Data listing
— BEGIN —
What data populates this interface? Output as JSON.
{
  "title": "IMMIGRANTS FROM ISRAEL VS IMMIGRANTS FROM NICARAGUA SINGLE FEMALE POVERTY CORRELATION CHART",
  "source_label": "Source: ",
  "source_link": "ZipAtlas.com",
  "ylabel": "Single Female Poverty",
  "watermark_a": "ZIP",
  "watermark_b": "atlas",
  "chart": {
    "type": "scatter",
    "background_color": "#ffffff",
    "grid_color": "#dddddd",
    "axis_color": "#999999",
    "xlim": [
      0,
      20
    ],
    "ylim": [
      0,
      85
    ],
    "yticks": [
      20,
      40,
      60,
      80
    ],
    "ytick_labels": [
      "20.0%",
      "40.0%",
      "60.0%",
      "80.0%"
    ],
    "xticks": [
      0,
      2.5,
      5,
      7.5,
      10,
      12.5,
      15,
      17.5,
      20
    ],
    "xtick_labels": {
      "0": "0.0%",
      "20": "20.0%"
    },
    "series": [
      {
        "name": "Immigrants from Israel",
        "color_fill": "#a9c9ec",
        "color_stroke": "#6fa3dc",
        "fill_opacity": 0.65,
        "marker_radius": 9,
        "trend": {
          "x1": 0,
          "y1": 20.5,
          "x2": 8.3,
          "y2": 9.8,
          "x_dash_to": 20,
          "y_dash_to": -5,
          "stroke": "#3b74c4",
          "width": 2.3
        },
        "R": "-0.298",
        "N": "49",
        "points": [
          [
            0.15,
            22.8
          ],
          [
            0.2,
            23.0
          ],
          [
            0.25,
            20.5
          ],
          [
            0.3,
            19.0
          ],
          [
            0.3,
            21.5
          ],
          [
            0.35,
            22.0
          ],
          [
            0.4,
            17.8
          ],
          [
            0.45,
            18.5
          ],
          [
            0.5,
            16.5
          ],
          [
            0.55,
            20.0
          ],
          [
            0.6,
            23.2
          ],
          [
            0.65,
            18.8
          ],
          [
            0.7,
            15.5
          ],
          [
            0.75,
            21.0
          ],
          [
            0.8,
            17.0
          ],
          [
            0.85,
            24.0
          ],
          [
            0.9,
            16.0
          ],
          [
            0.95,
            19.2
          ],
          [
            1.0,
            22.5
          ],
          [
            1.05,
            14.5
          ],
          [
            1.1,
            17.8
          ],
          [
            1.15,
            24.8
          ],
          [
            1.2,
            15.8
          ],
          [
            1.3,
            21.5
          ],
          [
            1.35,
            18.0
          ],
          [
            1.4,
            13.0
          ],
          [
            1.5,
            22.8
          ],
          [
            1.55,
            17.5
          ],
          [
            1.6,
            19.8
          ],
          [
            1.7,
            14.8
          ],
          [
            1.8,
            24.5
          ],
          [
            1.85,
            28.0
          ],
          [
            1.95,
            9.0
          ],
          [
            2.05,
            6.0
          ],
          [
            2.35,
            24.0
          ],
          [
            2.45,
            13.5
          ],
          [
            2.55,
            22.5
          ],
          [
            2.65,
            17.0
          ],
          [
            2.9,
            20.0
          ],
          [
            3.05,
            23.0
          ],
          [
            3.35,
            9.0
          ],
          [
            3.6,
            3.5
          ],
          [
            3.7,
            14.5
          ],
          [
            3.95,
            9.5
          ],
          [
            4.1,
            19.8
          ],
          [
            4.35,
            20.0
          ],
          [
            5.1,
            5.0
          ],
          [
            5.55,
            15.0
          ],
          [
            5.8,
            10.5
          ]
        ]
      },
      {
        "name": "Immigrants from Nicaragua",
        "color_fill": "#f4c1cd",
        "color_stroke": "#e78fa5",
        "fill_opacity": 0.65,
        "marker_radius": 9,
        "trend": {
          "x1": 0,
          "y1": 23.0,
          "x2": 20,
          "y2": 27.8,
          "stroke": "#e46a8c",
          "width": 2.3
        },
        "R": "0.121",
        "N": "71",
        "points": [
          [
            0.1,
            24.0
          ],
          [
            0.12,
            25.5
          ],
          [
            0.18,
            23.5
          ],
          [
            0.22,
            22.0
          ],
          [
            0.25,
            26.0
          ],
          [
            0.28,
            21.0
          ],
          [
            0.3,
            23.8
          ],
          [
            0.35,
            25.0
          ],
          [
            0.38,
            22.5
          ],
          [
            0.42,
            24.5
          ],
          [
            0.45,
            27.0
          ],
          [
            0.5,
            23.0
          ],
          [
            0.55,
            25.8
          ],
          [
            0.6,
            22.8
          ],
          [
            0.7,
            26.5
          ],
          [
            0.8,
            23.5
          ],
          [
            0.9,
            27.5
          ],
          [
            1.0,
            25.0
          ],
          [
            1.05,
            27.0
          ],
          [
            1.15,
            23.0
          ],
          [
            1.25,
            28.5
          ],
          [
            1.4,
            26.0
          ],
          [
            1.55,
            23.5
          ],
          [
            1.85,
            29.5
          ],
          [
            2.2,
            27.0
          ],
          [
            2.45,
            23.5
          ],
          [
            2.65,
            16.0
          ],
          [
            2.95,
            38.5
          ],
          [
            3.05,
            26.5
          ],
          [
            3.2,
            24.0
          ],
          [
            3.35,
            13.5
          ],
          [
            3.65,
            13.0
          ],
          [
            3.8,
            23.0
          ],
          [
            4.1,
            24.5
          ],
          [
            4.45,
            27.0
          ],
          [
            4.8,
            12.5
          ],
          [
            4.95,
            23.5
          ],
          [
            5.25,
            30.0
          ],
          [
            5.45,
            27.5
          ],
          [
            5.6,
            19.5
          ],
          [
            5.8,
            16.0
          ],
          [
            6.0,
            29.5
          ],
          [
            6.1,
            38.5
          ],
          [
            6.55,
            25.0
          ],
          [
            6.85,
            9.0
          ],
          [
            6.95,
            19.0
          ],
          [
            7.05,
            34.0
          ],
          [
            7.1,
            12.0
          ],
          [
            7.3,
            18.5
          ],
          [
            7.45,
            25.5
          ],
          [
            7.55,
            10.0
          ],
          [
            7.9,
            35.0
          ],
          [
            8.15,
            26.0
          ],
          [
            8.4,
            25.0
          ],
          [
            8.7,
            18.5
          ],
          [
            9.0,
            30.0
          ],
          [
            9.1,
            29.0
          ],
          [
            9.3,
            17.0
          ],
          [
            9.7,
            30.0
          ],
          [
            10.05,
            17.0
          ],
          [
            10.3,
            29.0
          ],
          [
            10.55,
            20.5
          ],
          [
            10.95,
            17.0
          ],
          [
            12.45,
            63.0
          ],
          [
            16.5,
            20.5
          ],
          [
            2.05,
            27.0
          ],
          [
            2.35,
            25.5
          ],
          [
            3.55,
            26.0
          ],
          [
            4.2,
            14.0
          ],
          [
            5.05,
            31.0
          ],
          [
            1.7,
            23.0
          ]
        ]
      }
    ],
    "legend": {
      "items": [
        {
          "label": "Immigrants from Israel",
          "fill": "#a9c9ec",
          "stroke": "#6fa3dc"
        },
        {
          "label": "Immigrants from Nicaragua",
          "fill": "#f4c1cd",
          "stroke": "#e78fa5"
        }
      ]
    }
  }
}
— END —
Stated problem: Return every line of the material exactly.

Result:
What data populates this interface? Output as JSON.
{
  "title": "IMMIGRANTS FROM ISRAEL VS IMMIGRANTS FROM NICARAGUA SINGLE FEMALE POVERTY CORRELATION CHART",
  "source_label": "Source: ",
  "source_link": "ZipAtlas.com",
  "ylabel": "Single Female Poverty",
  "watermark_a": "ZIP",
  "watermark_b": "atlas",
  "chart": {
    "type": "scatter",
    "background_color": "#ffffff",
    "grid_color": "#dddddd",
    "axis_color": "#999999",
    "xlim": [
      0,
      20
    ],
    "ylim": [
      0,
      85
    ],
    "yticks": [
      20,
      40,
      60,
      80
    ],
    "ytick_labels": [
      "20.0%",
      "40.0%",
      "60.0%",
      "80.0%"
    ],
    "xticks": [
      0,
      2.5,
      5,
      7.5,
      10,
      12.5,
      15,
      17.5,
      20
    ],
    "xtick_labels": {
      "0": "0.0%",
      "20": "20.0%"
    },
    "series": [
      {
        "name": "Immigrants from Israel",
        "color_fill": "#a9c9ec",
        "color_stroke": "#6fa3dc",
        "fill_opacity": 0.65,
        "marker_radius": 9,
        "trend": {
          "x1": 0,
          "y1": 20.5,
          "x2": 8.3,
          "y2": 9.8,
          "x_dash_to": 20,
          "y_dash_to": -5,
          "stroke": "#3b74c4",
          "width": 2.3
        },
        "R": "-0.298",
        "N": "49",
        "points": [
          [
            0.15,
            22.8
          ],
          [
            0.2,
            23.0
          ],
          [
            0.25,
            20.5
          ],
          [
            0.3,
            19.0
          ],
          [
            0.3,
            21.5
          ],
          [
            0.35,
            22.0
          ],
          [
            0.4,
            17.8
          ],
          [
            0.45,
            18.5
          ],
          [
            0.5,
            16.5
          ],
          [
            0.55,
            20.0
          ],
          [
            0.6,
            23.2
          ],
          [
            0.65,
            18.8
          ],
          [
            0.7,
            15.5
          ],
          [
            0.75,
            21.0
          ],
          [
            0.8,
            17.0
          ],
          [
            0.85,
            24.0
          ],
          [
            0.9,
            16.0
          ],
          [
            0.95,
            19.2
          ],
          [
            1.0,
            22.5
          ],
          [
            1.05,
            14.5
          ],
          [
            1.1,
            17.8
          ],
          [
            1.15,
            24.8
          ],
          [
            1.2,
            15.8
          ],
          [
            1.3,
            21.5
          ],
          [
            1.35,
            18.0
          ],
          [
            1.4,
            13.0
          ],
          [
            1.5,
            22.8
          ],
          [
            1.55,
            17.5
          ],
          [
            1.6,
            19.8
          ],
          [
            1.7,
            14.8
          ],
          [
            1.8,
            24.5
          ],
          [
            1.85,
            28.0
          ],
          [
            1.95,
            9.0
          ],
          [
            2.05,
            6.0
          ],
          [
            2.35,
            24.0
          ],
          [
            2.45,
            13.5
          ],
          [
            2.55,
            22.5
          ],
          [
            2.65,
            17.0
          ],
          [
            2.9,
            20.0
          ],
          [
            3.05,
            23.0
          ],
          [
            3.35,
            9.0
          ],
          [
            3.6,
            3.5
          ],
          [
            3.7,
            14.5
          ],
          [
            3.95,
            9.5
          ],
          [
            4.1,
            19.8
          ],
          [
            4.35,
            20.0
          ],
          [
            5.1,
            5.0
          ],
          [
            5.55,
            15.0
          ],
          [
            5.8,
            10.5
          ]
        ]
      },
      {
        "name": "Immigrants from Nicaragua",
        "color_fill": "#f4c1cd",
        "color_stroke": "#e78fa5",
        "fill_opacity": 0.65,
        "marker_radius": 9,
        "trend": {
          "x1": 0,
          "y1": 23.0,
          "x2": 20,
          "y2": 27.8,
          "stroke": "#e46a8c",
          "width": 2.3
        },
        "R": "0.121",
        "N": "71",
        "points": [
          [
            0.1,
            24.0
          ],
          [
            0.12,
            25.5
          ],
          [
            0.18,
            23.5
          ],
          [
            0.22,
            22.0
          ],
          [
            0.25,
            26.0
          ],
          [
            0.28,
            21.0
          ],
          [
            0.3,
            23.8
          ],
          [
            0.35,
            25.0
          ],
          [
            0.38,
            22.5
          ],
          [
            0.42,
            24.5
          ],
          [
            0.45,
            27.0
          ],
          [
            0.5,
            23.0
          ],
          [
            0.55,
            25.8
          ],
          [
            0.6,
            22.8
          ],
          [
            0.7,
            26.5
          ],
          [
            0.8,
            23.5
          ],
          [
            0.9,
            27.5
          ],
          [
            1.0,
            25.0
          ],
          [
            1.05,
            27.0
          ],
          [
            1.15,
            23.0
          ],
          [
            1.25,
            28.5
          ],
          [
            1.4,
            26.0
          ],
          [
            1.55,
            23.5
          ],
          [
            1.85,
            29.5
          ],
          [
            2.2,
            27.0
          ],
          [
            2.45,
            23.5
          ],
          [
            2.65,
            16.0
          ],
          [
            2.95,
            38.5
          ],
          [
            3.05,
            26.5
          ],
          [
            3.2,
            24.0
          ],
          [
            3.35,
            13.5
          ],
          [
            3.65,
            13.0
          ],
          [
            3.8,
            23.0
          ],
          [
            4.1,
            24.5
          ],
          [
            4.45,
            27.0
          ],
          [
            4.8,
            12.5
          ],
          [
            4.95,
            23.5
          ],
          [
            5.25,
            30.0
          ],
          [
            5.45,
            27.5
          ],
          [
            5.6,
            19.5
          ],
          [
            5.8,
            16.0
          ],
          [
            6.0,
            29.5
          ],
          [
            6.1,
            38.5
          ],
          [
            6.55,
            25.0
          ],
          [
            6.85,
            9.0
          ],
          [
            6.95,
            19.0
          ],
          [
            7.05,
            34.0
          ],
          [
            7.1,
            12.0
          ],
          [
            7.3,
            18.5
          ],
          [
            7.45,
            25.5
          ],
          [
            7.55,
            10.0
          ],
          [
            7.9,
            35.0
          ],
          [
            8.15,
            26.0
          ],
          [
            8.4,
            25.0
          ],
          [
            8.7,
            18.5
          ],
          [
            9.0,
            30.0
          ],
          [
            9.1,
            29.0
          ],
          [
            9.3,
            17.0
          ],
          [
            9.7,
            30.0
          ],
          [
            10.05,
            17.0
          ],
          [
            10.3,
            29.0
          ],
          [
            10.55,
            20.5
          ],
          [
            10.95,
            17.0
          ],
          [
            12.45,
            63.0
          ],
          [
            16.5,
            20.5
          ],
          [
            2.05,
            27.0
          ],
          [
            2.35,
            25.5
          ],
          [
            3.55,
            26.0
          ],
          [
            4.2,
            14.0
          ],
          [
            5.05,
            31.0
          ],
          [
            1.7,
            23.0
          ]
        ]
      }
    ],
    "legend": {
      "items": [
        {
          "label": "Immigrants from Israel",
          "fill": "#a9c9ec",
          "stroke": "#6fa3dc"
        },
        {
          "label": "Immigrants from Nicaragua",
          "fill": "#f4c1cd",
          "stroke": "#e78fa5"
        }
      ]
    }
  }
}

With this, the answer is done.